* STATED GOAL *
Find every line with the word "image". Copy those lines.

* DATA SHOWN *
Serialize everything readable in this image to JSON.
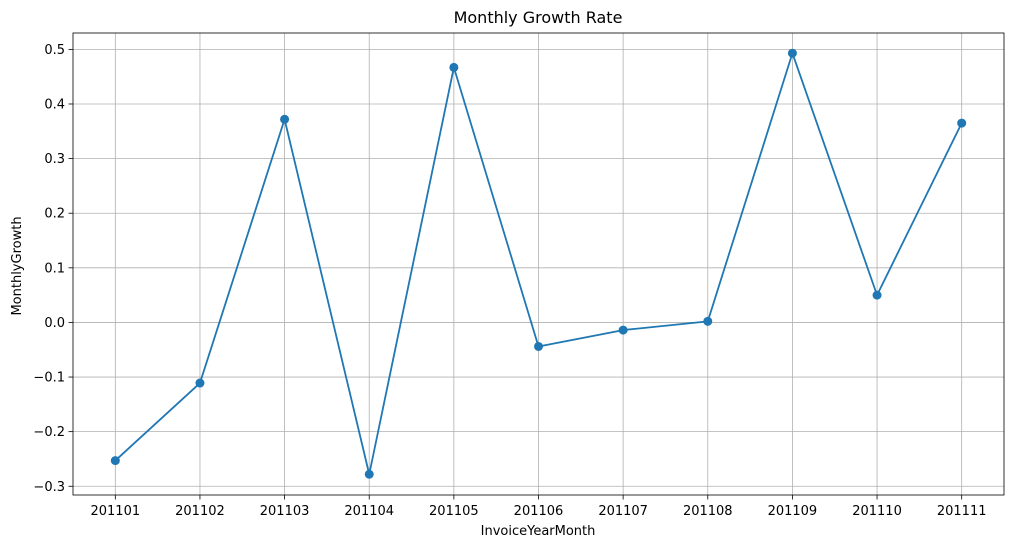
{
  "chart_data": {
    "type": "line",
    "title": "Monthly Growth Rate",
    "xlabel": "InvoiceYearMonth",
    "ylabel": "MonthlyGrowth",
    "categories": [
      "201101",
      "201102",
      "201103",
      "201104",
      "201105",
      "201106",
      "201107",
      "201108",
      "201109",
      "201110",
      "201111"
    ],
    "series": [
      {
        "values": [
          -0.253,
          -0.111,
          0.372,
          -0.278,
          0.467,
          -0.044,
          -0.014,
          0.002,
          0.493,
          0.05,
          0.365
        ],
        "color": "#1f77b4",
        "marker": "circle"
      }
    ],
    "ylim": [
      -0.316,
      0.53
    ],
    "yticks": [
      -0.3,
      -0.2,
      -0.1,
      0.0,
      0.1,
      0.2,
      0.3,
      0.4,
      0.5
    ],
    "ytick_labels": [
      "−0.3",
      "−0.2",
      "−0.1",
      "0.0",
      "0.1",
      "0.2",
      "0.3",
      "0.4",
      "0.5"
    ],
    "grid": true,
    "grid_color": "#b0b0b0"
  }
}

==

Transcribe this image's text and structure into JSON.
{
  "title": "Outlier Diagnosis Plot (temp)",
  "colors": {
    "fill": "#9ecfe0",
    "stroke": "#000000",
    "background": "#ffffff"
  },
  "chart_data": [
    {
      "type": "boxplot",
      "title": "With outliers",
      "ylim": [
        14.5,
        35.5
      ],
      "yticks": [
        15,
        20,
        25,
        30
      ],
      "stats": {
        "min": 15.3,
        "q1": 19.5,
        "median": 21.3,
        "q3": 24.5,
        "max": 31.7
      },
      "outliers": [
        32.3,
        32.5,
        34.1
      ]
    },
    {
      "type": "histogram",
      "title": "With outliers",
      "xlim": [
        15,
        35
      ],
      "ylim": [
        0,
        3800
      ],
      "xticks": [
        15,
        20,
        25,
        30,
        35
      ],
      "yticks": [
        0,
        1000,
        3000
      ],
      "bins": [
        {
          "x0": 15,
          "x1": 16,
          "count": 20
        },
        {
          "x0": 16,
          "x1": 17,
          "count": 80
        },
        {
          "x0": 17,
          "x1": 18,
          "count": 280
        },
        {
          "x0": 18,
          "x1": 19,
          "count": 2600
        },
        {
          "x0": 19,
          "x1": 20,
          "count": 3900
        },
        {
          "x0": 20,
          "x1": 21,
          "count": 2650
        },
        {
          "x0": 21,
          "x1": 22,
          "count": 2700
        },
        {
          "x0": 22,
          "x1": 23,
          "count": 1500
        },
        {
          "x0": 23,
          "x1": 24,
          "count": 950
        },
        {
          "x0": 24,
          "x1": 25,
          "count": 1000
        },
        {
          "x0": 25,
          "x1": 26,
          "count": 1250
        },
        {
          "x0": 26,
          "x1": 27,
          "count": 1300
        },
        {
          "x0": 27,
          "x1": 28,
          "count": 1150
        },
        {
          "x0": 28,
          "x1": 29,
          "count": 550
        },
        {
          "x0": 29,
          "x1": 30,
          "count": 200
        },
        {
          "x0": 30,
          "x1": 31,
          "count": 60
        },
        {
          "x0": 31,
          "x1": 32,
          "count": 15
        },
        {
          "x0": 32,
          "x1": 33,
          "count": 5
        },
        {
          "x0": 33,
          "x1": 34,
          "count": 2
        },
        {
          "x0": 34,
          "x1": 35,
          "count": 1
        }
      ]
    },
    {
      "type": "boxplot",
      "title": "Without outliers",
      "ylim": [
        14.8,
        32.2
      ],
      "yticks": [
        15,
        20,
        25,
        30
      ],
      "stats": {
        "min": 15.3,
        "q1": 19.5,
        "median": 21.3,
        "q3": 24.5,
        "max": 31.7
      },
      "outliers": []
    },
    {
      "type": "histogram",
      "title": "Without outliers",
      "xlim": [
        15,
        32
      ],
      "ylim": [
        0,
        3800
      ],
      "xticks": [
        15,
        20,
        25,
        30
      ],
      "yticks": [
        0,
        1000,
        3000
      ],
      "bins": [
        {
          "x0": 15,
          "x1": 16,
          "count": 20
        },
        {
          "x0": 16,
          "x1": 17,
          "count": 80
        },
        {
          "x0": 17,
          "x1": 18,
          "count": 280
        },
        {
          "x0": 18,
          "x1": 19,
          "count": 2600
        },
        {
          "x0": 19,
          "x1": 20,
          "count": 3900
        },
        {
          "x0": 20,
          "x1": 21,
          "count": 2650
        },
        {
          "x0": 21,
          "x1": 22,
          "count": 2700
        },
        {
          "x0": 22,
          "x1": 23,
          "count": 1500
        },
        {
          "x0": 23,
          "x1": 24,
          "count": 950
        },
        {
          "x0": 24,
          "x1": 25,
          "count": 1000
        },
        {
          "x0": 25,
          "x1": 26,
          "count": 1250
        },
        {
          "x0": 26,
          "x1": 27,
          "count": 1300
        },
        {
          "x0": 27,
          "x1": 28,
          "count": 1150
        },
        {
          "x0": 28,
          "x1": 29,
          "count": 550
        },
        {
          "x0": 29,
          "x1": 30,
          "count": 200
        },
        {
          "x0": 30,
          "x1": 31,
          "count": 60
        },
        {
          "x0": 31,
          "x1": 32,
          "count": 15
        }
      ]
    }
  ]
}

* FINAL ANSWER *
Serialize everything readable in this image to JSON.
Transcribe this image's text and structure into JSON.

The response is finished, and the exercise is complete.